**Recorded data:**
━━━━━━
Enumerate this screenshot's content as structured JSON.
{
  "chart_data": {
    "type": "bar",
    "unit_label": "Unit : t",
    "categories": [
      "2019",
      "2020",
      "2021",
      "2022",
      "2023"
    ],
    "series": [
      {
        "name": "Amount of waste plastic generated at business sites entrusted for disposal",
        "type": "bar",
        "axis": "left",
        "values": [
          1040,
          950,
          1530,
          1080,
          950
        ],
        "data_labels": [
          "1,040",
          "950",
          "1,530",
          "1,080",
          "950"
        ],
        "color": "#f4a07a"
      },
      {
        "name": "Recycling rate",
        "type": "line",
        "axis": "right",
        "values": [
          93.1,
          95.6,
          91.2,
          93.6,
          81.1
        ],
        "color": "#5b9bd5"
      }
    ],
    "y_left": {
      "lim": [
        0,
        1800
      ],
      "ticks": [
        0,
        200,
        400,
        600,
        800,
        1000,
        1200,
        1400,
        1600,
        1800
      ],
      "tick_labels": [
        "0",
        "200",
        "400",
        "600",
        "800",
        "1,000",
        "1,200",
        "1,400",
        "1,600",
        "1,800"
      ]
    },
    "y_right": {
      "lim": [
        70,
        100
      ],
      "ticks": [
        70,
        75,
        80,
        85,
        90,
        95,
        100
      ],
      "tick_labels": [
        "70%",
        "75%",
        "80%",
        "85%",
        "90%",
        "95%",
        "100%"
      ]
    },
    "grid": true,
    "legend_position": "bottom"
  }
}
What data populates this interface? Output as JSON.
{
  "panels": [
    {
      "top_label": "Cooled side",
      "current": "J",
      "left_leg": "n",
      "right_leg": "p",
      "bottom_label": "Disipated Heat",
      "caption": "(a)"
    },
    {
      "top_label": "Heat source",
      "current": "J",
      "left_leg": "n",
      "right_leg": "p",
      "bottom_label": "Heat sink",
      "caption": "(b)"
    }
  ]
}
━━━━━━
Return the entries in full, keeping every line exactly as it is.

Enumerate this screenshot's content as structured JSON.
{
  "chart_data": {
    "type": "bar",
    "unit_label": "Unit : t",
    "categories": [
      "2019",
      "2020",
      "2021",
      "2022",
      "2023"
    ],
    "series": [
      {
        "name": "Amount of waste plastic generated at business sites entrusted for disposal",
        "type": "bar",
        "axis": "left",
        "values": [
          1040,
          950,
          1530,
          1080,
          950
        ],
        "data_labels": [
          "1,040",
          "950",
          "1,530",
          "1,080",
          "950"
        ],
        "color": "#f4a07a"
      },
      {
        "name": "Recycling rate",
        "type": "line",
        "axis": "right",
        "values": [
          93.1,
          95.6,
          91.2,
          93.6,
          81.1
        ],
        "color": "#5b9bd5"
      }
    ],
    "y_left": {
      "lim": [
        0,
        1800
      ],
      "ticks": [
        0,
        200,
        400,
        600,
        800,
        1000,
        1200,
        1400,
        1600,
        1800
      ],
      "tick_labels": [
        "0",
        "200",
        "400",
        "600",
        "800",
        "1,000",
        "1,200",
        "1,400",
        "1,600",
        "1,800"
      ]
    },
    "y_right": {
      "lim": [
        70,
        100
      ],
      "ticks": [
        70,
        75,
        80,
        85,
        90,
        95,
        100
      ],
      "tick_labels": [
        "70%",
        "75%",
        "80%",
        "85%",
        "90%",
        "95%",
        "100%"
      ]
    },
    "grid": true,
    "legend_position": "bottom"
  }
}
What data populates this interface? Output as JSON.
{
  "panels": [
    {
      "top_label": "Cooled side",
      "current": "J",
      "left_leg": "n",
      "right_leg": "p",
      "bottom_label": "Disipated Heat",
      "caption": "(a)"
    },
    {
      "top_label": "Heat source",
      "current": "J",
      "left_leg": "n",
      "right_leg": "p",
      "bottom_label": "Heat sink",
      "caption": "(b)"
    }
  ]
}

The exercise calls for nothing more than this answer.